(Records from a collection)
↓↓↓

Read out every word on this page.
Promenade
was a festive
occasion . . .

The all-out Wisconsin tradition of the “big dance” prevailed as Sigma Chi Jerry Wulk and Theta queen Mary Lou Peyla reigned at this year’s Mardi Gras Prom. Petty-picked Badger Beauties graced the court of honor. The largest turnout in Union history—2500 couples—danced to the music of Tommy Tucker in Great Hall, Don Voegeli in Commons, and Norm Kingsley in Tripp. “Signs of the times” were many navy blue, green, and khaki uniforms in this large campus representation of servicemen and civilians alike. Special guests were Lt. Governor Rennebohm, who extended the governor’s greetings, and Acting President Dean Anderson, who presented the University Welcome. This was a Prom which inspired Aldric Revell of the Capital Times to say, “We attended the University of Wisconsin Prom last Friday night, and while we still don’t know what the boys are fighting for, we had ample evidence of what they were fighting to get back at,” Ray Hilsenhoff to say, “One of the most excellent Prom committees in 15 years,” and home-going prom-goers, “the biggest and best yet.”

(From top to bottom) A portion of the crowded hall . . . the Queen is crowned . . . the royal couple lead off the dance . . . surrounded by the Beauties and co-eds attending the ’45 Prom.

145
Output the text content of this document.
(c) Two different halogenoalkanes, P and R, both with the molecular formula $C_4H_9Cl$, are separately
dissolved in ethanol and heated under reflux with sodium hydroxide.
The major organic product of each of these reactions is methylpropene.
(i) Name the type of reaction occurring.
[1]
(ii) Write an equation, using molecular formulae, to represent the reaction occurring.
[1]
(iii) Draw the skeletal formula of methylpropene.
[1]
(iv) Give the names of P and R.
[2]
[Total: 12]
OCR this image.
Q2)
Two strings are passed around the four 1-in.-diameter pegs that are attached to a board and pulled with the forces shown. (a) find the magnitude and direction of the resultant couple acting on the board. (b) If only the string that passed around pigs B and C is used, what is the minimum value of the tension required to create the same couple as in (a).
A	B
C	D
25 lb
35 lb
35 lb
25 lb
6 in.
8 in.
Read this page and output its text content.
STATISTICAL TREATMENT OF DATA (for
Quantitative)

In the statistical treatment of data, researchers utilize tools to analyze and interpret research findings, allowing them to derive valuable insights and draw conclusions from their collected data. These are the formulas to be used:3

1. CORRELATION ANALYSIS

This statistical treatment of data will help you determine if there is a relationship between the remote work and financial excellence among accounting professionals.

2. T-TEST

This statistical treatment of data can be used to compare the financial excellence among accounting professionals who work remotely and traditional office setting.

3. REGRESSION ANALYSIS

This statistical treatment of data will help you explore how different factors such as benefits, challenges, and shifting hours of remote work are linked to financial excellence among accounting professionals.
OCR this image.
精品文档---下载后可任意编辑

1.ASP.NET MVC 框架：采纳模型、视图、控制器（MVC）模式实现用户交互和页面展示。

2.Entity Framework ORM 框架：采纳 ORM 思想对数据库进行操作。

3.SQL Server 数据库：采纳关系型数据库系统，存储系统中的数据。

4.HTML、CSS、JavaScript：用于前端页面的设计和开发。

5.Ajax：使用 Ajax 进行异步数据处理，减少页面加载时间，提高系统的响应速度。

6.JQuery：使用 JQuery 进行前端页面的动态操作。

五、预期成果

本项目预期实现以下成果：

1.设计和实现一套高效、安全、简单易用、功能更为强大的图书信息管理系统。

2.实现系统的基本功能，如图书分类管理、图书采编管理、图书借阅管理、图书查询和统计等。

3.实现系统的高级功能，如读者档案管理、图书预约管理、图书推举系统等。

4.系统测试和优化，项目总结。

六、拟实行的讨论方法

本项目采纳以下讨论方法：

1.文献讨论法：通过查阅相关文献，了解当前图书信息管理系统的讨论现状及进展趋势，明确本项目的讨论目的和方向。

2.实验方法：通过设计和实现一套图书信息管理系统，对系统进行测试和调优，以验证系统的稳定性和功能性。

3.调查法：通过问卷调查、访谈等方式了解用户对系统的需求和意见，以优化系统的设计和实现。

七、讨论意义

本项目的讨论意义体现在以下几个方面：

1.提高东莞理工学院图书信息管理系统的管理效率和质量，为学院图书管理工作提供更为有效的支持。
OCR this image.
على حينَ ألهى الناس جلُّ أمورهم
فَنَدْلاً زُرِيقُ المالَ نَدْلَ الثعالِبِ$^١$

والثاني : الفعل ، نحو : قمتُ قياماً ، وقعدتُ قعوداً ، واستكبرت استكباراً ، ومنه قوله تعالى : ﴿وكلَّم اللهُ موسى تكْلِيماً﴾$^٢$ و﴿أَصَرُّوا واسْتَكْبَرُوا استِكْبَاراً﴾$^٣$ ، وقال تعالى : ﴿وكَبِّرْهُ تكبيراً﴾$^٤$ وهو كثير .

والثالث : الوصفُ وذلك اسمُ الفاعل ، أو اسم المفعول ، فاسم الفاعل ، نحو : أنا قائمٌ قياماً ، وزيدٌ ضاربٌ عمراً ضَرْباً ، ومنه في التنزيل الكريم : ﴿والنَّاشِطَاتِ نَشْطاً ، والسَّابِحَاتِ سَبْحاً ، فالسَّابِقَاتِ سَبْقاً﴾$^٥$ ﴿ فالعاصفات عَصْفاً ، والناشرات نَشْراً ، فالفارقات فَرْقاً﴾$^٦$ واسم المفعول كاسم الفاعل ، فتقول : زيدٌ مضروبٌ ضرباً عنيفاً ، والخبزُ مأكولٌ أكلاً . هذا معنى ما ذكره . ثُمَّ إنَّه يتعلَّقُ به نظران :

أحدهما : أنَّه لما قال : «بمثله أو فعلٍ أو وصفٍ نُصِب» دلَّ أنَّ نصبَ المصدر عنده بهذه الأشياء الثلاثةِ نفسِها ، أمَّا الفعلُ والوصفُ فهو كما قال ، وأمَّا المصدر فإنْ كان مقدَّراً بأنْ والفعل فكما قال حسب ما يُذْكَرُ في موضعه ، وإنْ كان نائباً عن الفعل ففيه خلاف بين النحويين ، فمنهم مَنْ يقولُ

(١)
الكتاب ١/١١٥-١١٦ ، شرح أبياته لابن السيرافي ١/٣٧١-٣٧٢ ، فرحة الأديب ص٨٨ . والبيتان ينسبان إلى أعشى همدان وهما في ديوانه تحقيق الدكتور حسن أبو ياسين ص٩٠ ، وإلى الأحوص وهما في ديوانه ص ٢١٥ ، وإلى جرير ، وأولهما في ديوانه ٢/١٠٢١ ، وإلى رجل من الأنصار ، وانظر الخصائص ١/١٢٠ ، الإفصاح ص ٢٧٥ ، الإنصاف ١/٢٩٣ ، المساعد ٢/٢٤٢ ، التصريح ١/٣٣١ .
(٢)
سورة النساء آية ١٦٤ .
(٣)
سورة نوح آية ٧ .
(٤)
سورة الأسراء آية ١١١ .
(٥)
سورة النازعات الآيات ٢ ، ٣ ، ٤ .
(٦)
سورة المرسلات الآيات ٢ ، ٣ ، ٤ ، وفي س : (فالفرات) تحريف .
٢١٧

↑↑↑

** Short task **
Write out all the entries exactly.

** Output **
Read out every word on this page.
Promenade
was a festive
occasion . . .

The all-out Wisconsin tradition of the “big dance” prevailed as Sigma Chi Jerry Wulk and Theta queen Mary Lou Peyla reigned at this year’s Mardi Gras Prom. Petty-picked Badger Beauties graced the court of honor. The largest turnout in Union history—2500 couples—danced to the music of Tommy Tucker in Great Hall, Don Voegeli in Commons, and Norm Kingsley in Tripp. “Signs of the times” were many navy blue, green, and khaki uniforms in this large campus representation of servicemen and civilians alike. Special guests were Lt. Governor Rennebohm, who extended the governor’s greetings, and Acting President Dean Anderson, who presented the University Welcome. This was a Prom which inspired Aldric Revell of the Capital Times to say, “We attended the University of Wisconsin Prom last Friday night, and while we still don’t know what the boys are fighting for, we had ample evidence of what they were fighting to get back at,” Ray Hilsenhoff to say, “One of the most excellent Prom committees in 15 years,” and home-going prom-goers, “the biggest and best yet.”

(From top to bottom) A portion of the crowded hall . . . the Queen is crowned . . . the royal couple lead off the dance . . . surrounded by the Beauties and co-eds attending the ’45 Prom.

145
Output the text content of this document.
(c) Two different halogenoalkanes, P and R, both with the molecular formula $C_4H_9Cl$, are separately
dissolved in ethanol and heated under reflux with sodium hydroxide.
The major organic product of each of these reactions is methylpropene.
(i) Name the type of reaction occurring.
[1]
(ii) Write an equation, using molecular formulae, to represent the reaction occurring.
[1]
(iii) Draw the skeletal formula of methylpropene.
[1]
(iv) Give the names of P and R.
[2]
[Total: 12]
OCR this image.
Q2)
Two strings are passed around the four 1-in.-diameter pegs that are attached to a board and pulled with the forces shown. (a) find the magnitude and direction of the resultant couple acting on the board. (b) If only the string that passed around pigs B and C is used, what is the minimum value of the tension required to create the same couple as in (a).
A	B
C	D
25 lb
35 lb
35 lb
25 lb
6 in.
8 in.
Read this page and output its text content.
STATISTICAL TREATMENT OF DATA (for
Quantitative)

In the statistical treatment of data, researchers utilize tools to analyze and interpret research findings, allowing them to derive valuable insights and draw conclusions from their collected data. These are the formulas to be used:3

1. CORRELATION ANALYSIS

This statistical treatment of data will help you determine if there is a relationship between the remote work and financial excellence among accounting professionals.

2. T-TEST

This statistical treatment of data can be used to compare the financial excellence among accounting professionals who work remotely and traditional office setting.

3. REGRESSION ANALYSIS

This statistical treatment of data will help you explore how different factors such as benefits, challenges, and shifting hours of remote work are linked to financial excellence among accounting professionals.
OCR this image.
精品文档---下载后可任意编辑

1.ASP.NET MVC 框架：采纳模型、视图、控制器（MVC）模式实现用户交互和页面展示。

2.Entity Framework ORM 框架：采纳 ORM 思想对数据库进行操作。

3.SQL Server 数据库：采纳关系型数据库系统，存储系统中的数据。

4.HTML、CSS、JavaScript：用于前端页面的设计和开发。

5.Ajax：使用 Ajax 进行异步数据处理，减少页面加载时间，提高系统的响应速度。

6.JQuery：使用 JQuery 进行前端页面的动态操作。

五、预期成果

本项目预期实现以下成果：

1.设计和实现一套高效、安全、简单易用、功能更为强大的图书信息管理系统。

2.实现系统的基本功能，如图书分类管理、图书采编管理、图书借阅管理、图书查询和统计等。

3.实现系统的高级功能，如读者档案管理、图书预约管理、图书推举系统等。

4.系统测试和优化，项目总结。

六、拟实行的讨论方法

本项目采纳以下讨论方法：

1.文献讨论法：通过查阅相关文献，了解当前图书信息管理系统的讨论现状及进展趋势，明确本项目的讨论目的和方向。

2.实验方法：通过设计和实现一套图书信息管理系统，对系统进行测试和调优，以验证系统的稳定性和功能性。

3.调查法：通过问卷调查、访谈等方式了解用户对系统的需求和意见，以优化系统的设计和实现。

七、讨论意义

本项目的讨论意义体现在以下几个方面：

1.提高东莞理工学院图书信息管理系统的管理效率和质量，为学院图书管理工作提供更为有效的支持。
OCR this image.
على حينَ ألهى الناس جلُّ أمورهم
فَنَدْلاً زُرِيقُ المالَ نَدْلَ الثعالِبِ$^١$

والثاني : الفعل ، نحو : قمتُ قياماً ، وقعدتُ قعوداً ، واستكبرت استكباراً ، ومنه قوله تعالى : ﴿وكلَّم اللهُ موسى تكْلِيماً﴾$^٢$ و﴿أَصَرُّوا واسْتَكْبَرُوا استِكْبَاراً﴾$^٣$ ، وقال تعالى : ﴿وكَبِّرْهُ تكبيراً﴾$^٤$ وهو كثير .

والثالث : الوصفُ وذلك اسمُ الفاعل ، أو اسم المفعول ، فاسم الفاعل ، نحو : أنا قائمٌ قياماً ، وزيدٌ ضاربٌ عمراً ضَرْباً ، ومنه في التنزيل الكريم : ﴿والنَّاشِطَاتِ نَشْطاً ، والسَّابِحَاتِ سَبْحاً ، فالسَّابِقَاتِ سَبْقاً﴾$^٥$ ﴿ فالعاصفات عَصْفاً ، والناشرات نَشْراً ، فالفارقات فَرْقاً﴾$^٦$ واسم المفعول كاسم الفاعل ، فتقول : زيدٌ مضروبٌ ضرباً عنيفاً ، والخبزُ مأكولٌ أكلاً . هذا معنى ما ذكره . ثُمَّ إنَّه يتعلَّقُ به نظران :

أحدهما : أنَّه لما قال : «بمثله أو فعلٍ أو وصفٍ نُصِب» دلَّ أنَّ نصبَ المصدر عنده بهذه الأشياء الثلاثةِ نفسِها ، أمَّا الفعلُ والوصفُ فهو كما قال ، وأمَّا المصدر فإنْ كان مقدَّراً بأنْ والفعل فكما قال حسب ما يُذْكَرُ في موضعه ، وإنْ كان نائباً عن الفعل ففيه خلاف بين النحويين ، فمنهم مَنْ يقولُ

(١)
الكتاب ١/١١٥-١١٦ ، شرح أبياته لابن السيرافي ١/٣٧١-٣٧٢ ، فرحة الأديب ص٨٨ . والبيتان ينسبان إلى أعشى همدان وهما في ديوانه تحقيق الدكتور حسن أبو ياسين ص٩٠ ، وإلى الأحوص وهما في ديوانه ص ٢١٥ ، وإلى جرير ، وأولهما في ديوانه ٢/١٠٢١ ، وإلى رجل من الأنصار ، وانظر الخصائص ١/١٢٠ ، الإفصاح ص ٢٧٥ ، الإنصاف ١/٢٩٣ ، المساعد ٢/٢٤٢ ، التصريح ١/٣٣١ .
(٢)
سورة النساء آية ١٦٤ .
(٣)
سورة نوح آية ٧ .
(٤)
سورة الأسراء آية ١١١ .
(٥)
سورة النازعات الآيات ٢ ، ٣ ، ٤ .
(٦)
سورة المرسلات الآيات ٢ ، ٣ ، ٤ ، وفي س : (فالفرات) تحريف .
٢١٧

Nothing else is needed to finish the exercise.